Collection entries

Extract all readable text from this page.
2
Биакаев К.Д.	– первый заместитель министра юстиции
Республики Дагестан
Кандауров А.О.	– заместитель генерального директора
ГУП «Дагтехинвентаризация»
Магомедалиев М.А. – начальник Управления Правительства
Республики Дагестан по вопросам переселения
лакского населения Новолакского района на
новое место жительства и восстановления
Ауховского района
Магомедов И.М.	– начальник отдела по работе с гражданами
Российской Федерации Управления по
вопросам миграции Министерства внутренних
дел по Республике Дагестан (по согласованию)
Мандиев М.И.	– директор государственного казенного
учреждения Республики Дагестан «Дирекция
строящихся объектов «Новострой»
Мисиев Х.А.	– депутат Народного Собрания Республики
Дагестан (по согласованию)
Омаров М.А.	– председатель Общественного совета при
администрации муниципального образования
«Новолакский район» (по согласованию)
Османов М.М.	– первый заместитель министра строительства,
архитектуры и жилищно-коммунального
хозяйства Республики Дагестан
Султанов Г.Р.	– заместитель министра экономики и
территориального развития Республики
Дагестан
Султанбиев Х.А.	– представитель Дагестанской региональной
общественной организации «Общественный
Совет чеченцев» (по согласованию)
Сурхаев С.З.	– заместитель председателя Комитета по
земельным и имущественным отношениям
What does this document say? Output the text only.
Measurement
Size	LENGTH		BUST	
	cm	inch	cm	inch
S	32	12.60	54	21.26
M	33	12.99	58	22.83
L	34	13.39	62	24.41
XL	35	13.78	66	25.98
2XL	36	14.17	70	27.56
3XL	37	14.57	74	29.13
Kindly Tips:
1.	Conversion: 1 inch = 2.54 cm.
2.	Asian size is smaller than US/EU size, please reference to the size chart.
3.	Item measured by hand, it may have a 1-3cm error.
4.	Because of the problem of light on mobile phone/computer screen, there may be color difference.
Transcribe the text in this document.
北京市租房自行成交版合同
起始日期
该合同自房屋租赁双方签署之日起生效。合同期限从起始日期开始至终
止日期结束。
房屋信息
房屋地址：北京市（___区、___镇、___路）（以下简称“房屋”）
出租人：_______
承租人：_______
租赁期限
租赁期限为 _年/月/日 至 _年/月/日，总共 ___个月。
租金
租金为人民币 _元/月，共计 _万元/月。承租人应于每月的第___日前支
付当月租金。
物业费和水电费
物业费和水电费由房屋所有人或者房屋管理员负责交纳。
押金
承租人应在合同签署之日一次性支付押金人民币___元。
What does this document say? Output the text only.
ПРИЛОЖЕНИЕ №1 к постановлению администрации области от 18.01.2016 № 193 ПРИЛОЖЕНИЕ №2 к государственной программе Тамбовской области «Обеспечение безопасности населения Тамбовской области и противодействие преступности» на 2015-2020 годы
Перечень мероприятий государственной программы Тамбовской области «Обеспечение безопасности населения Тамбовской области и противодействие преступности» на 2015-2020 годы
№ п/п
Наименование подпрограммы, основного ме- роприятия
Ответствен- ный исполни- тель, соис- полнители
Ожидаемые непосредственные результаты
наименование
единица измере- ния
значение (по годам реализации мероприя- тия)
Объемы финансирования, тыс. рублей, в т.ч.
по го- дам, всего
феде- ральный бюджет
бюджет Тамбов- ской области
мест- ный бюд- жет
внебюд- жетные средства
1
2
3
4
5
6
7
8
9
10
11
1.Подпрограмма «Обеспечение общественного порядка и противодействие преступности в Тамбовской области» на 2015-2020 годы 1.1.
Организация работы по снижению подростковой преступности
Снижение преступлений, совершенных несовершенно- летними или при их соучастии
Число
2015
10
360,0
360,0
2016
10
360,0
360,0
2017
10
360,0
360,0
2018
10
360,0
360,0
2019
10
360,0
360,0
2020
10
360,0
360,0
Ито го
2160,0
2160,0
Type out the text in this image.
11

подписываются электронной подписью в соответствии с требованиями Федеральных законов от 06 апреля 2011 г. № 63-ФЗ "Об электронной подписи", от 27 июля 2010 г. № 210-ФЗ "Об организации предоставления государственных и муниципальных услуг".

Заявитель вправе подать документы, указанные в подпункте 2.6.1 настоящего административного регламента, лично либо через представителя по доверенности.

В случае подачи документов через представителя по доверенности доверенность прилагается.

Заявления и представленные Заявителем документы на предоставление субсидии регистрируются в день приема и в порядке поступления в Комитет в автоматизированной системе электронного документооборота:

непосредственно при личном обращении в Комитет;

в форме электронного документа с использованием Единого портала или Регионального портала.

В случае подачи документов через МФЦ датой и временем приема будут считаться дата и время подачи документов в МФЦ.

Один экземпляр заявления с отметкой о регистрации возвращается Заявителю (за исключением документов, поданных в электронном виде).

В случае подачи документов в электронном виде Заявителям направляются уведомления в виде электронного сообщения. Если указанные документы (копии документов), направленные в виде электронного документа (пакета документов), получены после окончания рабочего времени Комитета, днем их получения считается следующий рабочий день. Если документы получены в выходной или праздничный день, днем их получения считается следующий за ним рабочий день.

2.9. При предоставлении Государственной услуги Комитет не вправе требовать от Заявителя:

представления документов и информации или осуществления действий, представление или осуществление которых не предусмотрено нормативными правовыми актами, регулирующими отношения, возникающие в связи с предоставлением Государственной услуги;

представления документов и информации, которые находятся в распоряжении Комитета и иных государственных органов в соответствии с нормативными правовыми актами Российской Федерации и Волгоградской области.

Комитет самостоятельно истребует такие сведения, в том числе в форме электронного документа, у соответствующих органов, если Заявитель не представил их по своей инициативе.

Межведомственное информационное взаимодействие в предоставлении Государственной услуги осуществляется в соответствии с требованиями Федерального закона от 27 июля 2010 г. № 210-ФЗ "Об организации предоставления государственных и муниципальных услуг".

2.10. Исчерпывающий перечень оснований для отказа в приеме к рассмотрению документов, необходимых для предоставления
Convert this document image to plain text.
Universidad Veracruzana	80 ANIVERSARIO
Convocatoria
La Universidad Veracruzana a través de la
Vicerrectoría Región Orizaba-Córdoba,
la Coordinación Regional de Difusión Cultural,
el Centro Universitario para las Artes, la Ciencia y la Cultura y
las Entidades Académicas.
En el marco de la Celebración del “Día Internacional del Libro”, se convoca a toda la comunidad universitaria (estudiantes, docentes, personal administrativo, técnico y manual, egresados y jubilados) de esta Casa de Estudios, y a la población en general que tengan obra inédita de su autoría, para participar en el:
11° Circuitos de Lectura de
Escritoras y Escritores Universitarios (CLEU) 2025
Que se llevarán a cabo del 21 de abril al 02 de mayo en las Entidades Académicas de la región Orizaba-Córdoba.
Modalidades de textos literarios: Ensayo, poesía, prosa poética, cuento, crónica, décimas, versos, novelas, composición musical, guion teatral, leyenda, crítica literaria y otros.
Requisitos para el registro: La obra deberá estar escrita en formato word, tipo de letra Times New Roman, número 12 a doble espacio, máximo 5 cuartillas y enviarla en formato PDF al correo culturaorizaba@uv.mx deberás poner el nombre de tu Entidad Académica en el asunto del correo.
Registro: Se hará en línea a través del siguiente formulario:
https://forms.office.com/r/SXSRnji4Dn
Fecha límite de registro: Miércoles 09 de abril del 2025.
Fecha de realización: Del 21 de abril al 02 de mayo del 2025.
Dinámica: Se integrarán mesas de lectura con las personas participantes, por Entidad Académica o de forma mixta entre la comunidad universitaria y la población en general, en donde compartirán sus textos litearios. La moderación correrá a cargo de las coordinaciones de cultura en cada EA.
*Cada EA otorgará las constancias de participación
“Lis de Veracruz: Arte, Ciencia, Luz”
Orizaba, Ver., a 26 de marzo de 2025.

• _What is needed_:
Report all lines of the material that contain the word "Córdoba".

• _The output_:
Vicerrectoría Región Orizaba-Córdoba,
Que se llevarán a cabo del 21 de abril al 02 de mayo en las Entidades Académicas de la región Orizaba-Córdoba.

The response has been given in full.